+++ Data shown +++
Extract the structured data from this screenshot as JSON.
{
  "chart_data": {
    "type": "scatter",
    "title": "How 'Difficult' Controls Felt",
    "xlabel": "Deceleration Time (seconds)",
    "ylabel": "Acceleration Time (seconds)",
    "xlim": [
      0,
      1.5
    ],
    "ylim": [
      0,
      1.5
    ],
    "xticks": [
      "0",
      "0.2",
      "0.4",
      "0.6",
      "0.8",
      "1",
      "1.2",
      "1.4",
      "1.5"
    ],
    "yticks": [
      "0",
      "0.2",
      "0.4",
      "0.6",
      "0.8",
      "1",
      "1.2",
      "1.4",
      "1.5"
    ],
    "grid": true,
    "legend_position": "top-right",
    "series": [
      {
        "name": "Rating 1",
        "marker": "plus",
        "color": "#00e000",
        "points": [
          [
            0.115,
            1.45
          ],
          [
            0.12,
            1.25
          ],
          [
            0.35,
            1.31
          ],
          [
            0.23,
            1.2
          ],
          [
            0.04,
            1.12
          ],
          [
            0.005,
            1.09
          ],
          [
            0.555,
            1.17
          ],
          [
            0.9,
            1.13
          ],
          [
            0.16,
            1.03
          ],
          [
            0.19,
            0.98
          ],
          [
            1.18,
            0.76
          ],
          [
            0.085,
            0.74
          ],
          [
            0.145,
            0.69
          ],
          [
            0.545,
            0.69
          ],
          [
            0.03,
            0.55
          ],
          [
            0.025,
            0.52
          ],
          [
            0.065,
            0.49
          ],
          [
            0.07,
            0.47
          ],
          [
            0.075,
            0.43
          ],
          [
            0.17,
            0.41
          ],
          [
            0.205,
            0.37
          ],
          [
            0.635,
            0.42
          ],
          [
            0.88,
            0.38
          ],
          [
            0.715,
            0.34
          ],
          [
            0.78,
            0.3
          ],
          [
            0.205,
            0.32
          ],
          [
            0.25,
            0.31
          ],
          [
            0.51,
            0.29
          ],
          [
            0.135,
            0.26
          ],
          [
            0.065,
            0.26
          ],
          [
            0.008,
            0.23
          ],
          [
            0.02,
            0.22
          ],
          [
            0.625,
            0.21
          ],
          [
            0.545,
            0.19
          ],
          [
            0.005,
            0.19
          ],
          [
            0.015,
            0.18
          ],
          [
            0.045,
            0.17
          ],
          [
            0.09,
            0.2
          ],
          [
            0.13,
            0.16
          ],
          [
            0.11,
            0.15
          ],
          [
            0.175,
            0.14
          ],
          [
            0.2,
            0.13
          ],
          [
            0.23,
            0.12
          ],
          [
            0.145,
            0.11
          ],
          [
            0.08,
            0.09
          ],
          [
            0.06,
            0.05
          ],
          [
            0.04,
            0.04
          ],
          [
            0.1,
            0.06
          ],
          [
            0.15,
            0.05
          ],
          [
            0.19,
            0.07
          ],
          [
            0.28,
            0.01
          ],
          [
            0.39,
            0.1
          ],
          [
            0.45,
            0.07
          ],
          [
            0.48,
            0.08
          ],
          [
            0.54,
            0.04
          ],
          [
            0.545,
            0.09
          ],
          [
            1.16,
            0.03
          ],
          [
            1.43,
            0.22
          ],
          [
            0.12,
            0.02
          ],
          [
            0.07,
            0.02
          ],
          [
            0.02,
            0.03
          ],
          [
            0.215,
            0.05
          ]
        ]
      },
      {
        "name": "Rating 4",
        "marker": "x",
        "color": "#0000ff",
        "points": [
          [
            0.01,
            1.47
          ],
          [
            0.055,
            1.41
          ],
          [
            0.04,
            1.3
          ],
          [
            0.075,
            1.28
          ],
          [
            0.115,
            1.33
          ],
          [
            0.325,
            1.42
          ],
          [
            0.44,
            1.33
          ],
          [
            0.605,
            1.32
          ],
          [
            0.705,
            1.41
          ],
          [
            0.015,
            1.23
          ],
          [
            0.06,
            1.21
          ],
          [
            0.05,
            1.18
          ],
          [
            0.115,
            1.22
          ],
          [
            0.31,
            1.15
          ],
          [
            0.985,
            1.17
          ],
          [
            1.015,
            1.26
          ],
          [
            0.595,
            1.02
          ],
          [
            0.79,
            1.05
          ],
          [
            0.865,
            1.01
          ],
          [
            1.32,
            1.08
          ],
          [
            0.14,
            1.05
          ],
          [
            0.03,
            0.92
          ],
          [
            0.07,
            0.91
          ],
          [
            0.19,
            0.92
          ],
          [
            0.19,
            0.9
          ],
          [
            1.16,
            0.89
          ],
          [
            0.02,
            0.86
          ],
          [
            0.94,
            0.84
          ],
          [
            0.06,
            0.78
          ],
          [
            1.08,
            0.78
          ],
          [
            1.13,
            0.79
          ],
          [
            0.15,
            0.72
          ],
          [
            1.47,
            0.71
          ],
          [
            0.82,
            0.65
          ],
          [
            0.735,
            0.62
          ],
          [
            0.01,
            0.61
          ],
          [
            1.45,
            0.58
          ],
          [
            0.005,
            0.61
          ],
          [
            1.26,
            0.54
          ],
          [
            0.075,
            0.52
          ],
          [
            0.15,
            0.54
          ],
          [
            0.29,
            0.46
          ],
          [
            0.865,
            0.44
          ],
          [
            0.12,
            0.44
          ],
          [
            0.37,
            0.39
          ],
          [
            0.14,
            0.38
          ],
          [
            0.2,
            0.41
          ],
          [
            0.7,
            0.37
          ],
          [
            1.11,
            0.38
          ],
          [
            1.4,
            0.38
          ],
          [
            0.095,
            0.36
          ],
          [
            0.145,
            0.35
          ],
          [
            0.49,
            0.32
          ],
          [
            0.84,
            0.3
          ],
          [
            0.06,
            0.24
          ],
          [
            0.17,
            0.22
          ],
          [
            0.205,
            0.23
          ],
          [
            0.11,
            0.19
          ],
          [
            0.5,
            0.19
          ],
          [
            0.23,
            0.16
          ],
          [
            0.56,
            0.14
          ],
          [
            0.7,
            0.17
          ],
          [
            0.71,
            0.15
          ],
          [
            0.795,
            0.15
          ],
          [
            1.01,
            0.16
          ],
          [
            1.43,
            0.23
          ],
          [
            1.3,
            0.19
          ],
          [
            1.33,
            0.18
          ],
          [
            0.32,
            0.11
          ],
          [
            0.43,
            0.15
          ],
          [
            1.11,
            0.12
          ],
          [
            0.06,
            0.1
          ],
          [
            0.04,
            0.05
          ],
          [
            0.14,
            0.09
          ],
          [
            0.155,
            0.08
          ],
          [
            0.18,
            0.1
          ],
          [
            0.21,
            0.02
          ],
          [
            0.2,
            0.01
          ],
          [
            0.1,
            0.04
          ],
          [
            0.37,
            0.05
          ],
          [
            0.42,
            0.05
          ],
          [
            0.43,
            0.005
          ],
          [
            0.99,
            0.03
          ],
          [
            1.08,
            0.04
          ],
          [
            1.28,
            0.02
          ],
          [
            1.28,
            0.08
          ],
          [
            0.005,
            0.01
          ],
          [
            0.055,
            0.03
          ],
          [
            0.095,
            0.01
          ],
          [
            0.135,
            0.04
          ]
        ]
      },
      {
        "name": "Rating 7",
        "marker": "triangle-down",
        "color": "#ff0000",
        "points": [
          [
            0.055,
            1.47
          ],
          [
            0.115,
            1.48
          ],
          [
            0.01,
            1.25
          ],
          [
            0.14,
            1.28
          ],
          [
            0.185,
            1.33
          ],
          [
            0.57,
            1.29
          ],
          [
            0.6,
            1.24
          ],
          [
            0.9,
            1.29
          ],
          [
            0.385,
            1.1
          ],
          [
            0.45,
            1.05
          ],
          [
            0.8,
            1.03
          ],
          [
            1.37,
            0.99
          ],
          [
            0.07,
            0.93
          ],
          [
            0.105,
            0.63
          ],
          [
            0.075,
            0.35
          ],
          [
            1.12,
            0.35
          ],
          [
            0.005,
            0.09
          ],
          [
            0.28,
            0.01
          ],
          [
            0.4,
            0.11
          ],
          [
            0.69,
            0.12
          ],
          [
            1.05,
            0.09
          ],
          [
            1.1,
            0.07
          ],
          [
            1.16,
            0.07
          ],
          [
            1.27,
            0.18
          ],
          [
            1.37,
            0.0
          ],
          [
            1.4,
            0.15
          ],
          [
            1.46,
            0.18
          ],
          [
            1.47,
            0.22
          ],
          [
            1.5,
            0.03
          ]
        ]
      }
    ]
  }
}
+++
Copy out every line in the listing where the word "Time" appears.

[Worked answer]
    "xlabel": "Deceleration Time (seconds)",
    "ylabel": "Acceleration Time (seconds)",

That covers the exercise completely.